**Records provided:**
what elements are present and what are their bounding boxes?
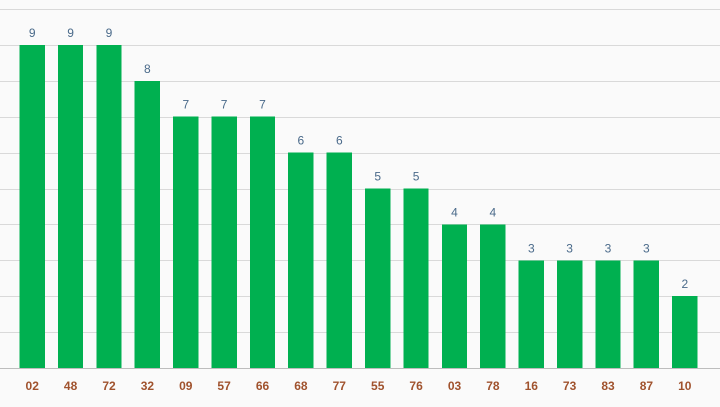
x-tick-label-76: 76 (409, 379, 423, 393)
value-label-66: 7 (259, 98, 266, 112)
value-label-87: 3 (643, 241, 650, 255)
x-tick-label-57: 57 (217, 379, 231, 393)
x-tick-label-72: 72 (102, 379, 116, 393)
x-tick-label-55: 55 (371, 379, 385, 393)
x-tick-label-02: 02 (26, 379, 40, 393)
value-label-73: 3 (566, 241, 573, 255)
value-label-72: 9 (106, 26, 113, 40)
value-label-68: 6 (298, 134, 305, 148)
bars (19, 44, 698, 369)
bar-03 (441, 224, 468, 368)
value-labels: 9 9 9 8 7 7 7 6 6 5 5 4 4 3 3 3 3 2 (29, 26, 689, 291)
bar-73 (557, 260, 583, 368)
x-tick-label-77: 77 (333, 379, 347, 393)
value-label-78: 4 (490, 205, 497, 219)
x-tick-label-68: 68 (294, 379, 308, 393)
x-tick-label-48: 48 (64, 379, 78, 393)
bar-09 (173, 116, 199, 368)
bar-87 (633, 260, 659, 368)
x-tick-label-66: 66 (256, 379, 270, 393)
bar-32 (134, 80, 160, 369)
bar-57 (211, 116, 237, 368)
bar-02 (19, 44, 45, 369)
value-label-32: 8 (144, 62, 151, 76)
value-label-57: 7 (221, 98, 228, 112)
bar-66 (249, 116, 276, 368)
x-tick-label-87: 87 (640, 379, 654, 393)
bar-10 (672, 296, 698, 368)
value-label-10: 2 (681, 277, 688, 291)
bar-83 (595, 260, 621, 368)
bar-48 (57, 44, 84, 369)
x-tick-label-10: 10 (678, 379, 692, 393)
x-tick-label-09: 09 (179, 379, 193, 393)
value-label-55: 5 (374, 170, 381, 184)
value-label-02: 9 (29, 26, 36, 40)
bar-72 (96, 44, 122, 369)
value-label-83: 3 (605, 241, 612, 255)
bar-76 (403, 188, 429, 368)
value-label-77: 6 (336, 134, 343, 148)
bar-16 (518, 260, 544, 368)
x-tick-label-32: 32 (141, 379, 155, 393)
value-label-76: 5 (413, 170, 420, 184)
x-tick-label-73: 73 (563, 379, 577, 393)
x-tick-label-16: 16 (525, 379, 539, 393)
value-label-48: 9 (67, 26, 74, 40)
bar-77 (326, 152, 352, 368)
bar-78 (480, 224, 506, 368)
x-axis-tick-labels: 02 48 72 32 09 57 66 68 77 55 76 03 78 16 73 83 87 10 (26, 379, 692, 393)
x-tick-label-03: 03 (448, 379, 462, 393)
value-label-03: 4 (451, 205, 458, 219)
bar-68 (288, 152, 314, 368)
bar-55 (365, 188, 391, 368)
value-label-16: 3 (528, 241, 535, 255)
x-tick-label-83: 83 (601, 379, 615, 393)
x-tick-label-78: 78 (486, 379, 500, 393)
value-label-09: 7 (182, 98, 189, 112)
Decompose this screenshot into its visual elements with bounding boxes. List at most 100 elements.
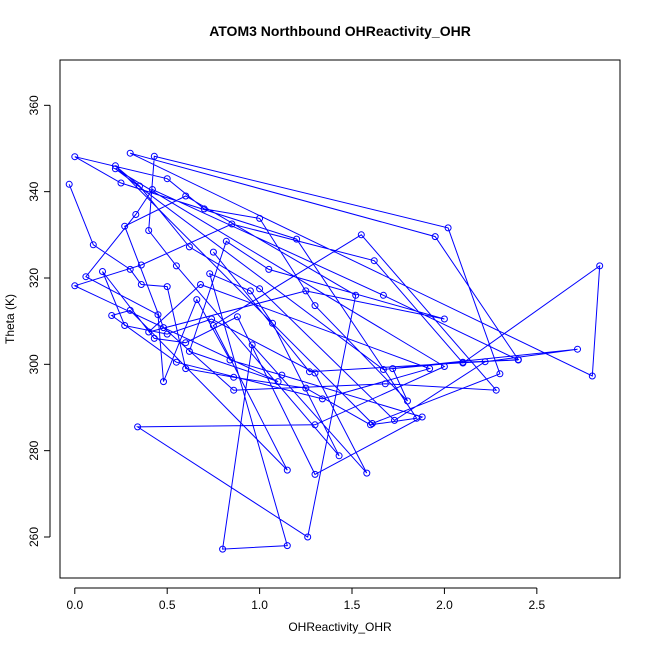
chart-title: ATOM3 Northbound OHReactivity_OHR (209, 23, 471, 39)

**Written exercise:** Copy the lines of the listing above, from the line holding "x-tick-label-76: 76 (409, 379, 423, 393)" through the line holding "value-label-10: 2 (681, 277, 688, 291)", inclusive, with no changes.

**Solved exercise:**
x-tick-label-76: 76 (409, 379, 423, 393)
value-label-66: 7 (259, 98, 266, 112)
value-label-87: 3 (643, 241, 650, 255)
x-tick-label-57: 57 (217, 379, 231, 393)
x-tick-label-72: 72 (102, 379, 116, 393)
x-tick-label-55: 55 (371, 379, 385, 393)
x-tick-label-02: 02 (26, 379, 40, 393)
value-label-73: 3 (566, 241, 573, 255)
value-label-72: 9 (106, 26, 113, 40)
value-label-68: 6 (298, 134, 305, 148)
bars (19, 44, 698, 369)
bar-03 (441, 224, 468, 368)
value-labels: 9 9 9 8 7 7 7 6 6 5 5 4 4 3 3 3 3 2 (29, 26, 689, 291)
bar-73 (557, 260, 583, 368)
x-tick-label-77: 77 (333, 379, 347, 393)
value-label-78: 4 (490, 205, 497, 219)
x-tick-label-68: 68 (294, 379, 308, 393)
x-tick-label-48: 48 (64, 379, 78, 393)
bar-09 (173, 116, 199, 368)
bar-87 (633, 260, 659, 368)
x-tick-label-66: 66 (256, 379, 270, 393)
bar-32 (134, 80, 160, 369)
bar-57 (211, 116, 237, 368)
bar-02 (19, 44, 45, 369)
value-label-32: 8 (144, 62, 151, 76)
value-label-57: 7 (221, 98, 228, 112)
bar-66 (249, 116, 276, 368)
x-tick-label-87: 87 (640, 379, 654, 393)
bar-10 (672, 296, 698, 368)
value-label-10: 2 (681, 277, 688, 291)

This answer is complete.